Quoted passage:
☆ ☆ ☆
We next examined the effects of OTSSP167 on colony formation in the three ACC cell lines. Similar to effects on rates of proliferation, significant inhibition in colony formation was observed at 0.5 nM of the inhibitor in H295R high MELK expressers (P < 0.01), whereas the concentration needed to inhibit colonies in CU-ACC2 and CU-ACC1 cells with lower endogenous MELK was much higher at 5 and 10 nM, respectively (P < 0.01). Exposure to OTSSP167 was associated with a dose-dependent decrease in clonogenicity (P < 0.01) (Fig. 3E–3G). Taken together, these data suggest the CU-ACC1 and CU-ACC2 cells were less dependent on MELK activities for their growth compared with H295R cells and supported further elucidation of the role of MELK in ACC tumorigenesis.

The rate of apoptosis using MELK inhibitor (OTSSP167) is MELK expression dependent

Based upon prior studies suggesting that MELK has a role in cell survival, we also evaluated the effects of the MELK inhibitor (OTSSP167) on rates of cell death. Similar to effects on proliferation rates and colony formation, H295R cells demonstrated higher rates of cell death assessed by PARP and caspase-3 cleavage at lower concentrations of the MELK inhibitor. As shown in Fig. 4A, H295R cells treated with OTSSP167 at >15 nM had increased rates of PARP cleavage at >24 hours and capase-3 cleavage at 72 hours (P < 0.05 and P < 0.01, respectively). In contrast, CU-ACC1 and CU-ACC2 cells required higher doses of the MELK inhibitor for similar effects on rates of apoptosis, with increased PARP cleavage occurring at >50 nM at >48 hours in CU-ACC1 cells (P < 0.05) with no observed caspase-3 cleavage. Effects on cleaved PARP were observed at >50 nM at >24 hours with increases in cleaved caspase-3 seen at >50 nM at >48 hours in CU-ACC2 cells (P < 0.05) (Fig. 4B and 4C). These data showed that the antitumor effects of OTSSP167 on cell survival also correlated in a dose-dependent manner with MELK expression in ACC cell lines.
☆ ☆ ☆
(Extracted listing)

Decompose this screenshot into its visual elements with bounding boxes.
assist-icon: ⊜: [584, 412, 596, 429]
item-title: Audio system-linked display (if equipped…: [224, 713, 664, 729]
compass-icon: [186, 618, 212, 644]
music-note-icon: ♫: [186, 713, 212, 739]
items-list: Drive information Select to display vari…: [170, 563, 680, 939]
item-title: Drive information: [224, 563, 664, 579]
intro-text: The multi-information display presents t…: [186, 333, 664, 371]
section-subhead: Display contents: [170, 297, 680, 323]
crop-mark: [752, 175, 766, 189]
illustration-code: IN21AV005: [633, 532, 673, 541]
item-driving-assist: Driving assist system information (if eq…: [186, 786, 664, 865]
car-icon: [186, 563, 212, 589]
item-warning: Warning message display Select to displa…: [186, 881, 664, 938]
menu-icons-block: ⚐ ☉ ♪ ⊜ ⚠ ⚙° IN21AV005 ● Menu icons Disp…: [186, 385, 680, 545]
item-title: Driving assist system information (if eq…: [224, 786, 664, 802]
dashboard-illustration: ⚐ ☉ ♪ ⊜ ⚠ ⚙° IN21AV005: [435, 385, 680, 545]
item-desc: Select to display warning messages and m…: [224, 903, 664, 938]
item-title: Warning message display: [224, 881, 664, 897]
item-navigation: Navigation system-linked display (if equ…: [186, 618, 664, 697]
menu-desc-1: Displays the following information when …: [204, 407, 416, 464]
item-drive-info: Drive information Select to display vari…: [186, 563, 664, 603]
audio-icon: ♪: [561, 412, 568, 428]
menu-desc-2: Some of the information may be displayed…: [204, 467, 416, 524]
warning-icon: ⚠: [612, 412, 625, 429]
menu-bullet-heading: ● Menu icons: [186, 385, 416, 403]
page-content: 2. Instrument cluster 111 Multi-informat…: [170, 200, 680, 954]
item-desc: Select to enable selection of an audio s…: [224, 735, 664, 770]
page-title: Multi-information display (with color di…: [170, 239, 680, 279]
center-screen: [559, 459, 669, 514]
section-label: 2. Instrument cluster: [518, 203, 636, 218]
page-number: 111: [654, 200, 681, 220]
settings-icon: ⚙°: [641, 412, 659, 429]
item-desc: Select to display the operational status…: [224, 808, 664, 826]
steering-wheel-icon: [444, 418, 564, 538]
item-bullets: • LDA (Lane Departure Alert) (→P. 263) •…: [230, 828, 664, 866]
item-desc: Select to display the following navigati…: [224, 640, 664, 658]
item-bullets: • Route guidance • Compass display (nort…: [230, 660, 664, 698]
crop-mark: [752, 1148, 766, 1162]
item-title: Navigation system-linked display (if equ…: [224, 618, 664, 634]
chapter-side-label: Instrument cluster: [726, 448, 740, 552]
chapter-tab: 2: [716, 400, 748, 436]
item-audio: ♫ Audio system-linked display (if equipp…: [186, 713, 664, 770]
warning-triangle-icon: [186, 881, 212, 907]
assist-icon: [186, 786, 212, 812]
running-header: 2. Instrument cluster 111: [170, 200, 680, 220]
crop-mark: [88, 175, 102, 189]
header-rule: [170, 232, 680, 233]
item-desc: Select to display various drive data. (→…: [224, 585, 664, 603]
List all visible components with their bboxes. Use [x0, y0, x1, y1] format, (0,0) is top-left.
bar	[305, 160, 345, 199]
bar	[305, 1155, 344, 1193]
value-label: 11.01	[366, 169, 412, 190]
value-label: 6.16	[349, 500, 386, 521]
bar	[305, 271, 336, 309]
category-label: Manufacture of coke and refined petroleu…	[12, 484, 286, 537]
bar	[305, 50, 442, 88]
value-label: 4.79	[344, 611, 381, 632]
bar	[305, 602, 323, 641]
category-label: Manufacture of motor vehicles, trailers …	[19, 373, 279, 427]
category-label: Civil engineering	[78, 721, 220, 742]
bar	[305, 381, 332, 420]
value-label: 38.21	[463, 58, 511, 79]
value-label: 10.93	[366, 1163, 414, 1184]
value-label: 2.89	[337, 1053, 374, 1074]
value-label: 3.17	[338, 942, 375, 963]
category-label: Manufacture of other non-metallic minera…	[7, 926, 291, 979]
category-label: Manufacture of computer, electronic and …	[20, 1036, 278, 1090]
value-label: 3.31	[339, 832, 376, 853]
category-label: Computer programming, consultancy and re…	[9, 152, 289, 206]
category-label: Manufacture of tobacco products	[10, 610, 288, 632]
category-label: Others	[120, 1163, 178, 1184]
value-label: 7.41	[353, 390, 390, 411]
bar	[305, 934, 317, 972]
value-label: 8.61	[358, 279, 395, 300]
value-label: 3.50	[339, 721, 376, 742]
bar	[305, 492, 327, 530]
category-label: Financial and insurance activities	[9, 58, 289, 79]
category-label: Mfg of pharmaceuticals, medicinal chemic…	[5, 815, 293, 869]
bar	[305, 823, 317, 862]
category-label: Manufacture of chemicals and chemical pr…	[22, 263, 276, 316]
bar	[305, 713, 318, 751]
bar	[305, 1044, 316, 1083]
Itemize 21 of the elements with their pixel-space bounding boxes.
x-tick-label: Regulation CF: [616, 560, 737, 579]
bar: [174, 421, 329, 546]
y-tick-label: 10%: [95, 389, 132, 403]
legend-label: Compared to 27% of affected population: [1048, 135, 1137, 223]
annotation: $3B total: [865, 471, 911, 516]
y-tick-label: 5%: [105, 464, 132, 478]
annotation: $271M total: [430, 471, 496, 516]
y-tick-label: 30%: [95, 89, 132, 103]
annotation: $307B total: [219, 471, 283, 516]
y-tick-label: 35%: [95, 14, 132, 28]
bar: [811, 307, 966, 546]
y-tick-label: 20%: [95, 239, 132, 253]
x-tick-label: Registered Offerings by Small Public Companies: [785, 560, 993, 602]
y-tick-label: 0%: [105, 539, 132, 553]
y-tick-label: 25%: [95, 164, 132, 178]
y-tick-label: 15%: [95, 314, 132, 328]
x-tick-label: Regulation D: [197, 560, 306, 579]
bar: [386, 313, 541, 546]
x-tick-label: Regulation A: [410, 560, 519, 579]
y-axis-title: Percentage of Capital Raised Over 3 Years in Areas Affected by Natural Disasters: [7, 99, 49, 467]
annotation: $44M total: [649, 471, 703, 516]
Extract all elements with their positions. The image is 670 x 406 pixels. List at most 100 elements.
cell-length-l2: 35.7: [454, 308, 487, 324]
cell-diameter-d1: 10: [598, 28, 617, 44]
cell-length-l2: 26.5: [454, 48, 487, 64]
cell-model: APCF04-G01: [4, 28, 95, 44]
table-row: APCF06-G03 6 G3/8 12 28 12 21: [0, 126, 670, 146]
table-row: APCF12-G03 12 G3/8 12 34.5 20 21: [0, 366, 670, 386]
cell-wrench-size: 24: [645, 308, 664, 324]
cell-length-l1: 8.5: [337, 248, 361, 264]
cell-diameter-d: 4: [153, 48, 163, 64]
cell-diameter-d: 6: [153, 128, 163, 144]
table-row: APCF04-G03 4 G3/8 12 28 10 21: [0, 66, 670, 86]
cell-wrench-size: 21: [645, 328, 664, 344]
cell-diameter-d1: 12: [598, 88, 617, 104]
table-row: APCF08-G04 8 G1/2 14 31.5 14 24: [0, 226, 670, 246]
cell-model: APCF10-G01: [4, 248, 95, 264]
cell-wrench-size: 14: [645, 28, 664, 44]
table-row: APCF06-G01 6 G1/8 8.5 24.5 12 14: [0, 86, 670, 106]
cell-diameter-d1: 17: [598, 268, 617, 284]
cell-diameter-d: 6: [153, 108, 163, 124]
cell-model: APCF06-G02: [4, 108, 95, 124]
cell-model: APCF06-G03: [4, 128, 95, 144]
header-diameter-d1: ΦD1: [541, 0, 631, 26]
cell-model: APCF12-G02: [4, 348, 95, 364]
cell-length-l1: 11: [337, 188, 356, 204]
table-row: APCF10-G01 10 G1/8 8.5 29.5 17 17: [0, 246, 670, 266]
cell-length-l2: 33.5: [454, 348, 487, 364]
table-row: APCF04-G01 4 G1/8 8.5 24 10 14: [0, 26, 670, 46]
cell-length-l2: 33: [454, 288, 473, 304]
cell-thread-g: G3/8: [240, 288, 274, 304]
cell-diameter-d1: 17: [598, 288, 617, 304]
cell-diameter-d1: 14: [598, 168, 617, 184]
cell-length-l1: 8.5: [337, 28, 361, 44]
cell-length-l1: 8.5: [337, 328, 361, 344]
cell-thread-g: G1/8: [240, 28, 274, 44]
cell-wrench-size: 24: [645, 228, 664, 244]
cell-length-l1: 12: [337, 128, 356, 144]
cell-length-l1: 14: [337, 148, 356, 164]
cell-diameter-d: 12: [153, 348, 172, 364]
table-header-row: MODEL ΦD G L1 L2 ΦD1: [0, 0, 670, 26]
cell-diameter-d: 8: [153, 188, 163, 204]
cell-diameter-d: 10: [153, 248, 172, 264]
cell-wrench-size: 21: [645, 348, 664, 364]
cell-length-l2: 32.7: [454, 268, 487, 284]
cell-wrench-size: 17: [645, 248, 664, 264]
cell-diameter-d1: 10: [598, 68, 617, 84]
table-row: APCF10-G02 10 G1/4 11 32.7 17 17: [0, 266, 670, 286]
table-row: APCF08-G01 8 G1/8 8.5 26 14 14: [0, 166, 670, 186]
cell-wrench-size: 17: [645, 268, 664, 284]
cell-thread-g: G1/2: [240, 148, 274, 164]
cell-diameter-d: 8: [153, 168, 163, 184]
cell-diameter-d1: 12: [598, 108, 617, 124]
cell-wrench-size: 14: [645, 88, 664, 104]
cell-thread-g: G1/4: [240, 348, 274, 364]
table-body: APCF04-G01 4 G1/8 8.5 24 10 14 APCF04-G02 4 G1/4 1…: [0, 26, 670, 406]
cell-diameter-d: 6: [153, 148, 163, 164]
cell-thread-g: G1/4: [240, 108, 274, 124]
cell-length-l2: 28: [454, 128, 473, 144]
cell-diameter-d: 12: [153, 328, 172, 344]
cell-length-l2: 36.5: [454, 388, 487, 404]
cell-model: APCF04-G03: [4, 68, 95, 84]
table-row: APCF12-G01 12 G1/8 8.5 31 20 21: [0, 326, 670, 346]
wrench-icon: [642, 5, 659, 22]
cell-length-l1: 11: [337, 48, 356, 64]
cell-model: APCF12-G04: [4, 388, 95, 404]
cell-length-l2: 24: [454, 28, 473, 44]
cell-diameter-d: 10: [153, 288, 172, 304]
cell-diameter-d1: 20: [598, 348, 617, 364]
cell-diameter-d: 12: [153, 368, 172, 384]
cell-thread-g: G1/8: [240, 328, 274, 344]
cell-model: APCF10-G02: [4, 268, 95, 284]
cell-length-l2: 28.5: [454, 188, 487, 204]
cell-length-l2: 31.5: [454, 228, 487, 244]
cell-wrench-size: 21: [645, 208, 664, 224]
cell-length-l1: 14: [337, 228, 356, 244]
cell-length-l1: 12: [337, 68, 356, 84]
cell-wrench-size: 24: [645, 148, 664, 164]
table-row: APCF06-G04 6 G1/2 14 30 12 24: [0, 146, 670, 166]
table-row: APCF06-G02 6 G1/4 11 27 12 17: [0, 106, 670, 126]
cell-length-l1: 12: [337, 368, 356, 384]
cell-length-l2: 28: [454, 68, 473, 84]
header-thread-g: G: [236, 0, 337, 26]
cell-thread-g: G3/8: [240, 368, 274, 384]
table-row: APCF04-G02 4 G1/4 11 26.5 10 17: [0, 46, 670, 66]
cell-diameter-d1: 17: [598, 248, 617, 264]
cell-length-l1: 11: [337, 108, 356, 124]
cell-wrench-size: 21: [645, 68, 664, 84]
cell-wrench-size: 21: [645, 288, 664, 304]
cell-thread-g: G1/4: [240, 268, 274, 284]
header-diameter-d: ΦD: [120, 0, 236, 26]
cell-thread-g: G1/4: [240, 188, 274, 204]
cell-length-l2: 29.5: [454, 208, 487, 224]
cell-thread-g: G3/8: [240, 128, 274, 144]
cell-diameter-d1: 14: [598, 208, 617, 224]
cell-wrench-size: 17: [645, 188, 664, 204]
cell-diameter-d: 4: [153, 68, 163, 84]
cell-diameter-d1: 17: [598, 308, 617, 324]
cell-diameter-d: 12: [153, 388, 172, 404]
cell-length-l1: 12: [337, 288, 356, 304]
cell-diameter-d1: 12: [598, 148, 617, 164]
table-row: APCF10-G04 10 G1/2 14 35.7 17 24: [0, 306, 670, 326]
☆ ☆ ☆
Task requirements:
(a) In the passage on the MELK inhibitor, what concentration was needed to inhibit colonies in CU-ACC1 cells?
(b) Repeat the passage on the MELK inhibitor word for word, starting with "We next examined" and going on through "in ACC tumorigenesis.".
You don't need the listing for this.

Answers for the exercise:
(a) 10 nM

(b)
We next examined the effects of OTSSP167 on colony formation in the three ACC cell lines. Similar to effects on rates of proliferation, significant inhibition in colony formation was observed at 0.5 nM of the inhibitor in H295R high MELK expressers (P < 0.01), whereas the concentration needed to inhibit colonies in CU-ACC2 and CU-ACC1 cells with lower endogenous MELK was much higher at 5 and 10 nM, respectively (P < 0.01). Exposure to OTSSP167 was associated with a dose-dependent decrease in clonogenicity (P < 0.01) (Fig. 3E–3G). Taken together, these data suggest the CU-ACC1 and CU-ACC2 cells were less dependent on MELK activities for their growth compared with H295R cells and supported further elucidation of the role of MELK in ACC tumorigenesis.